Figure contents as structured data
---------------
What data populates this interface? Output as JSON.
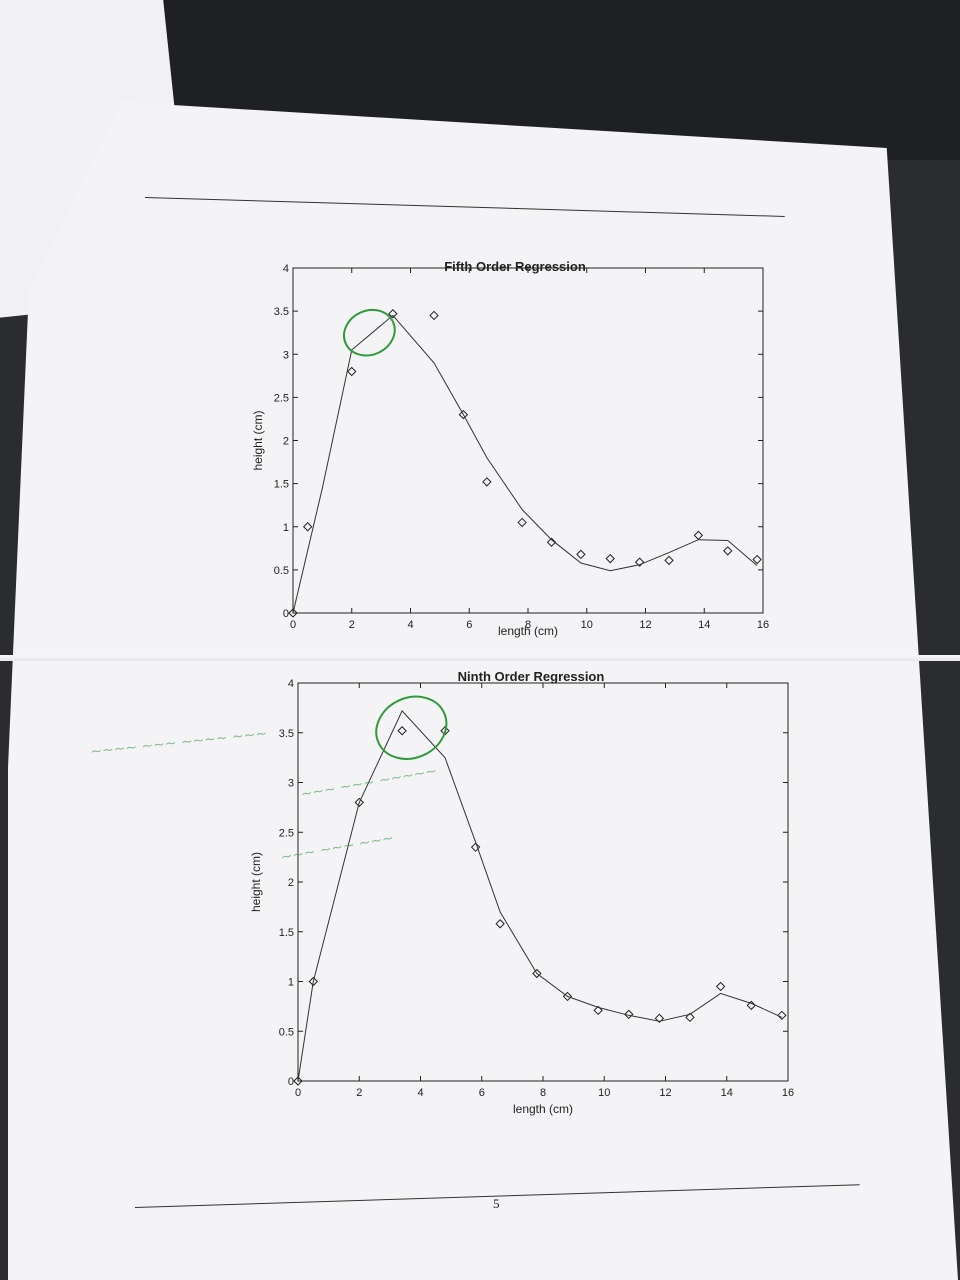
{
  "page": {
    "page_number": "5"
  },
  "chart_data": [
    {
      "type": "scatter",
      "title": "Fifth Order Regression",
      "xlabel": "length (cm)",
      "ylabel": "height (cm)",
      "xlim": [
        0,
        16
      ],
      "ylim": [
        0,
        4
      ],
      "xticks": [
        0,
        2,
        4,
        6,
        8,
        10,
        12,
        14,
        16
      ],
      "yticks": [
        0,
        0.5,
        1,
        1.5,
        2,
        2.5,
        3,
        3.5,
        4
      ],
      "grid": false,
      "series": [
        {
          "kind": "markers",
          "marker": "diamond",
          "x": [
            0,
            0.5,
            2,
            3.4,
            4.8,
            5.8,
            6.6,
            7.8,
            8.8,
            9.8,
            10.8,
            11.8,
            12.8,
            13.8,
            14.8,
            15.8
          ],
          "y": [
            0,
            1.0,
            2.8,
            3.47,
            3.45,
            2.3,
            1.52,
            1.05,
            0.82,
            0.68,
            0.63,
            0.59,
            0.61,
            0.9,
            0.72,
            0.62
          ]
        },
        {
          "kind": "line",
          "x": [
            0,
            1,
            2,
            3.4,
            4.8,
            5.8,
            6.6,
            7.8,
            8.8,
            9.8,
            10.8,
            11.8,
            12.8,
            13.8,
            14.8,
            15.8
          ],
          "y": [
            0,
            1.45,
            3.05,
            3.45,
            2.9,
            2.3,
            1.8,
            1.2,
            0.85,
            0.58,
            0.49,
            0.56,
            0.7,
            0.85,
            0.84,
            0.55
          ]
        }
      ]
    },
    {
      "type": "scatter",
      "title": "Ninth Order Regression",
      "xlabel": "length (cm)",
      "ylabel": "height (cm)",
      "xlim": [
        0,
        16
      ],
      "ylim": [
        0,
        4
      ],
      "xticks": [
        0,
        2,
        4,
        6,
        8,
        10,
        12,
        14,
        16
      ],
      "yticks": [
        0,
        0.5,
        1,
        1.5,
        2,
        2.5,
        3,
        3.5,
        4
      ],
      "grid": false,
      "series": [
        {
          "kind": "markers",
          "marker": "diamond",
          "x": [
            0,
            0.5,
            2,
            3.4,
            4.8,
            5.8,
            6.6,
            7.8,
            8.8,
            9.8,
            10.8,
            11.8,
            12.8,
            13.8,
            14.8,
            15.8
          ],
          "y": [
            0,
            1.0,
            2.8,
            3.52,
            3.52,
            2.35,
            1.58,
            1.08,
            0.85,
            0.71,
            0.67,
            0.63,
            0.64,
            0.95,
            0.76,
            0.66
          ]
        },
        {
          "kind": "line",
          "x": [
            0,
            0.5,
            2,
            3.4,
            4.8,
            5.8,
            6.6,
            7.8,
            8.8,
            9.8,
            10.8,
            11.8,
            12.8,
            13.8,
            14.8,
            15.8
          ],
          "y": [
            0,
            1.0,
            2.8,
            3.72,
            3.25,
            2.4,
            1.7,
            1.08,
            0.85,
            0.74,
            0.66,
            0.6,
            0.67,
            0.88,
            0.78,
            0.64
          ]
        }
      ]
    }
  ]
}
---------------
_Job_
Pictures are excluded; repeat every record exactly.

_Exercise result_
What data populates this interface? Output as JSON.
{
  "page": {
    "page_number": "5"
  },
  "chart_data": [
    {
      "type": "scatter",
      "title": "Fifth Order Regression",
      "xlabel": "length (cm)",
      "ylabel": "height (cm)",
      "xlim": [
        0,
        16
      ],
      "ylim": [
        0,
        4
      ],
      "xticks": [
        0,
        2,
        4,
        6,
        8,
        10,
        12,
        14,
        16
      ],
      "yticks": [
        0,
        0.5,
        1,
        1.5,
        2,
        2.5,
        3,
        3.5,
        4
      ],
      "grid": false,
      "series": [
        {
          "kind": "markers",
          "marker": "diamond",
          "x": [
            0,
            0.5,
            2,
            3.4,
            4.8,
            5.8,
            6.6,
            7.8,
            8.8,
            9.8,
            10.8,
            11.8,
            12.8,
            13.8,
            14.8,
            15.8
          ],
          "y": [
            0,
            1.0,
            2.8,
            3.47,
            3.45,
            2.3,
            1.52,
            1.05,
            0.82,
            0.68,
            0.63,
            0.59,
            0.61,
            0.9,
            0.72,
            0.62
          ]
        },
        {
          "kind": "line",
          "x": [
            0,
            1,
            2,
            3.4,
            4.8,
            5.8,
            6.6,
            7.8,
            8.8,
            9.8,
            10.8,
            11.8,
            12.8,
            13.8,
            14.8,
            15.8
          ],
          "y": [
            0,
            1.45,
            3.05,
            3.45,
            2.9,
            2.3,
            1.8,
            1.2,
            0.85,
            0.58,
            0.49,
            0.56,
            0.7,
            0.85,
            0.84,
            0.55
          ]
        }
      ]
    },
    {
      "type": "scatter",
      "title": "Ninth Order Regression",
      "xlabel": "length (cm)",
      "ylabel": "height (cm)",
      "xlim": [
        0,
        16
      ],
      "ylim": [
        0,
        4
      ],
      "xticks": [
        0,
        2,
        4,
        6,
        8,
        10,
        12,
        14,
        16
      ],
      "yticks": [
        0,
        0.5,
        1,
        1.5,
        2,
        2.5,
        3,
        3.5,
        4
      ],
      "grid": false,
      "series": [
        {
          "kind": "markers",
          "marker": "diamond",
          "x": [
            0,
            0.5,
            2,
            3.4,
            4.8,
            5.8,
            6.6,
            7.8,
            8.8,
            9.8,
            10.8,
            11.8,
            12.8,
            13.8,
            14.8,
            15.8
          ],
          "y": [
            0,
            1.0,
            2.8,
            3.52,
            3.52,
            2.35,
            1.58,
            1.08,
            0.85,
            0.71,
            0.67,
            0.63,
            0.64,
            0.95,
            0.76,
            0.66
          ]
        },
        {
          "kind": "line",
          "x": [
            0,
            0.5,
            2,
            3.4,
            4.8,
            5.8,
            6.6,
            7.8,
            8.8,
            9.8,
            10.8,
            11.8,
            12.8,
            13.8,
            14.8,
            15.8
          ],
          "y": [
            0,
            1.0,
            2.8,
            3.72,
            3.25,
            2.4,
            1.7,
            1.08,
            0.85,
            0.74,
            0.66,
            0.6,
            0.67,
            0.88,
            0.78,
            0.64
          ]
        }
      ]
    }
  ]
}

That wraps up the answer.